### [Условие задания]
Что, согласно выбранному тексту, требовала толпа, наступая на погранзаставы?

### [Выбранный текст]
++++

Совершались стихийные набеги, осаждались редкие торговые лавки на колесах с продовольствием, грозно наступала на погранзаставы толпа, требуя предоставить телефоны. Все это знали краевые власти, писали депеши в Москву, просили выделить фонды для увеличивающегося в летнее время населения края вдвое, но Москва… слезам не верит. Все настоятельные просьбы где‑то терялись в многочисленных центральных ведомствах, уходили как вода в песок.

— Алексей Иванович, приезжай, — позвонил мне однажды начальник погранотряда.

— Что случилось?

— Назревает бунт. Сметут «дикари» погранзаставу. Неуправляемая толпа, что разбушевавшаяся стихия.

Я немедленно выехал. Передо мной предстал громадный шатер из разноцветных машин и палаток с его голыми обитателями. Лучше было не показываться у длиннющей очереди к автолавке, чем‑то торговавшей с колес прямо на шоссе. Обозленные «дикари» проклинали на чем свет стоит власти и готовы были растерзать любого, кто посмел бы с ними вступить в разговор и призвать к порядку. Своим одеянием они напоминали островитян далекой Полинезии в набедренных повязках, увидевших вместо подошедшего к берегу фрегата фургон автолавки, которую они готовы были разломать на части.

«Дикари» и «дикие» пляжи находились совсем рядом

с фешенебельным курортом Сочи с несуразной пирамидой роскошного «Дагомыса», предназначенного для приема иностранцев. Своим туда не попасть, не по карману. Да и зачем снимать номер в двух уровнях простому смертному, приехавшему с севера погреться на юге.

Высокий начальник, член ЦК, разыскал меня в тот день на погранзаставе.

— Можно устроить дочь с подругой на туристическую базу в Адлере?

Я объяснил, что довольно трудно. Разгар туристского сезона. Все везде забито. Надо было заблаговременно приобрести путевки.

— Так что же в Сочи нельзя снять номер? Там же гостиницы на каждом шагу. Кто же их занимает?

Пришлось объяснить товарищу, занимавшему важный государственный пост, что поселиться в сочинской гостинице невозможно ни летом, ни зимой. Для него это было открытием, а меня поражала его наивность, жившего внеземными представлениями. Хотелось ему сказать, опуститесь на грешную землю, приезжайте и посмотрите, что творится на побережье.

++++

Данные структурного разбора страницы
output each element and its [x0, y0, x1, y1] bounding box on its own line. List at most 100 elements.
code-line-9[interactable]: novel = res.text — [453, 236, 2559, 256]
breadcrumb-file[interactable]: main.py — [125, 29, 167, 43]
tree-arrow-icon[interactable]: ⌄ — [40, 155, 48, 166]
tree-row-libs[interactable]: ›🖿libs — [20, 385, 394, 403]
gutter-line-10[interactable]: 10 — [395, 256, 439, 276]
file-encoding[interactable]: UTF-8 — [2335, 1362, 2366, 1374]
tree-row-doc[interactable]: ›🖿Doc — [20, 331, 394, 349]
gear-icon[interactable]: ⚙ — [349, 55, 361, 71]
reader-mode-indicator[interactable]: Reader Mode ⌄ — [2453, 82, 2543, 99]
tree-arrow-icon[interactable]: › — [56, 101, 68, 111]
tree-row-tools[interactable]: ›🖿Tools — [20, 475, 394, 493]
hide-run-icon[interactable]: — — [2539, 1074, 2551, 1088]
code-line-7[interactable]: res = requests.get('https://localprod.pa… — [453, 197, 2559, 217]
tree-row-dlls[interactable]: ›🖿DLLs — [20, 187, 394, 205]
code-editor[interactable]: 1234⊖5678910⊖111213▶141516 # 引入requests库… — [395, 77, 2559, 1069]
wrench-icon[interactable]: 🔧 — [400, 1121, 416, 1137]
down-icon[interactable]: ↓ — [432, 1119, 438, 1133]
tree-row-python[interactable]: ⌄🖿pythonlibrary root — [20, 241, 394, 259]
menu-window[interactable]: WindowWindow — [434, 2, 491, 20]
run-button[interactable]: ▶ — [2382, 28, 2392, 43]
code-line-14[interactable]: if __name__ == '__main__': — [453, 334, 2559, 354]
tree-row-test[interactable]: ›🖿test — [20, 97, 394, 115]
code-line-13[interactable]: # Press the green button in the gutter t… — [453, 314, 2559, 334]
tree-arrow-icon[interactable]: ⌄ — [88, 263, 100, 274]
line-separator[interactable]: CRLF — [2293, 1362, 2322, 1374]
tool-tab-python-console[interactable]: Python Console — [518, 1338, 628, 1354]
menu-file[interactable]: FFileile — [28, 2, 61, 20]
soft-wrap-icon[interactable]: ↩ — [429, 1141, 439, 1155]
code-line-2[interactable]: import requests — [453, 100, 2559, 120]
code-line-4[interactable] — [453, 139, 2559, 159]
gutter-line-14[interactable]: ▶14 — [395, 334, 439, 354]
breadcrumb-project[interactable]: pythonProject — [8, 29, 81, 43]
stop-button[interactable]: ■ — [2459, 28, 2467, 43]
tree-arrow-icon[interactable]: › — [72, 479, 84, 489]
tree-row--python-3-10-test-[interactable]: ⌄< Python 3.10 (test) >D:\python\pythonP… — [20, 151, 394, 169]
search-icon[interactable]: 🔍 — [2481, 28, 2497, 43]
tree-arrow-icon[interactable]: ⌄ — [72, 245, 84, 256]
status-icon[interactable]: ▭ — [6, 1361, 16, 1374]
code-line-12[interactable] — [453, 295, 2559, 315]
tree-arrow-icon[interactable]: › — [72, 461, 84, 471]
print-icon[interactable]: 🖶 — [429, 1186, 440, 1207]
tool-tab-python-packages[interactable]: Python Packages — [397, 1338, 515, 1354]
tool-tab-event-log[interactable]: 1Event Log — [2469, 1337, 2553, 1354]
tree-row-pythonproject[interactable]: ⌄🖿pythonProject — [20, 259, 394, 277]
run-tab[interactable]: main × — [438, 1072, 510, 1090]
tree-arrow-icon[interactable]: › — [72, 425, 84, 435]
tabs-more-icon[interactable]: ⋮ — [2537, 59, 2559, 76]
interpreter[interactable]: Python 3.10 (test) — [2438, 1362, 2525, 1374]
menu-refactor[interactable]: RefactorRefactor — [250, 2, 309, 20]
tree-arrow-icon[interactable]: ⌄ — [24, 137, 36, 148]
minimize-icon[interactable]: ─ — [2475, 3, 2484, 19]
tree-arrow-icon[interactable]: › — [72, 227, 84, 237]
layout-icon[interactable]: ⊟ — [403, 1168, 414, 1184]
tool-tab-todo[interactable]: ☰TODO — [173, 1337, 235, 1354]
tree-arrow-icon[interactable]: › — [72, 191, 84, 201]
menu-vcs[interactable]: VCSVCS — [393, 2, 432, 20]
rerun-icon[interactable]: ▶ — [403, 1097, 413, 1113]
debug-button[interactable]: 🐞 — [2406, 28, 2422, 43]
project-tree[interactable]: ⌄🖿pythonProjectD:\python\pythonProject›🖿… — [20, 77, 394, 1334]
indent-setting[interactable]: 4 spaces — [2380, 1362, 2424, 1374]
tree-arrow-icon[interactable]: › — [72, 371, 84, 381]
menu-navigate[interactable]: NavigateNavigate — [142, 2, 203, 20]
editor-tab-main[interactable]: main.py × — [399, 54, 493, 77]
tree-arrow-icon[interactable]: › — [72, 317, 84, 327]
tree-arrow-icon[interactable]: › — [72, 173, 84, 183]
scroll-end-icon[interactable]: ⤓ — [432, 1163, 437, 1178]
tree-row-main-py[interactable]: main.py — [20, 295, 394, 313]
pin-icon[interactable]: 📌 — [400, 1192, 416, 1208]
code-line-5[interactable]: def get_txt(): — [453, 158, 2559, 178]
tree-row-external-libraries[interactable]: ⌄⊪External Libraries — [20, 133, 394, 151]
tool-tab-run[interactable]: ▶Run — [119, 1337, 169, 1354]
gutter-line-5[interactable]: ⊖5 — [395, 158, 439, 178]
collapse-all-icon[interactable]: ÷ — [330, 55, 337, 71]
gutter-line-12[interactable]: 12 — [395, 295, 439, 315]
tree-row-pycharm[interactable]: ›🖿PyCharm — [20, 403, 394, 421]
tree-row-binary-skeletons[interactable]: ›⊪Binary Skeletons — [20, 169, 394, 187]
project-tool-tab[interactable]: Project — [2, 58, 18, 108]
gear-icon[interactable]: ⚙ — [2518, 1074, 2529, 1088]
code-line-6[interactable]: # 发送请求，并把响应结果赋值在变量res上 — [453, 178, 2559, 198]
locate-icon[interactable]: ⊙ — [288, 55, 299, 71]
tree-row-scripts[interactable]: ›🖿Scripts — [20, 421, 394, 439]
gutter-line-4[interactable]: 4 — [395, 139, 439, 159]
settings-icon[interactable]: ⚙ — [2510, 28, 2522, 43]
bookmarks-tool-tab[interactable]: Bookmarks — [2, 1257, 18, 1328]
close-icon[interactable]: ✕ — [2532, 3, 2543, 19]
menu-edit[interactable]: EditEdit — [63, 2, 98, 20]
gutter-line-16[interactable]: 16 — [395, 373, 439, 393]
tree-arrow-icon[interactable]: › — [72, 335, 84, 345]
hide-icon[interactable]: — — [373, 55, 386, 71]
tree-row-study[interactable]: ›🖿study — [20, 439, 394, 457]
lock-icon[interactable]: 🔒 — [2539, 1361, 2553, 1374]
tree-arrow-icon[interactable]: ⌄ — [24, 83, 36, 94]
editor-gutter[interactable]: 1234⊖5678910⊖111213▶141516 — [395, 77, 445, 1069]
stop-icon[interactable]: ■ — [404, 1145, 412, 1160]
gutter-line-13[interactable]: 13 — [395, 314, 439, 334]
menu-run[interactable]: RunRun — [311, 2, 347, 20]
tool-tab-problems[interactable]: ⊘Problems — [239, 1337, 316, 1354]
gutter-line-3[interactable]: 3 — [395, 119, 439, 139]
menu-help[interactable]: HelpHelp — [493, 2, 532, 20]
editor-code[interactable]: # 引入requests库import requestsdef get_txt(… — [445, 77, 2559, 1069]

++++

### [Разбор решения]
Толпа требовала предоставить телефоны.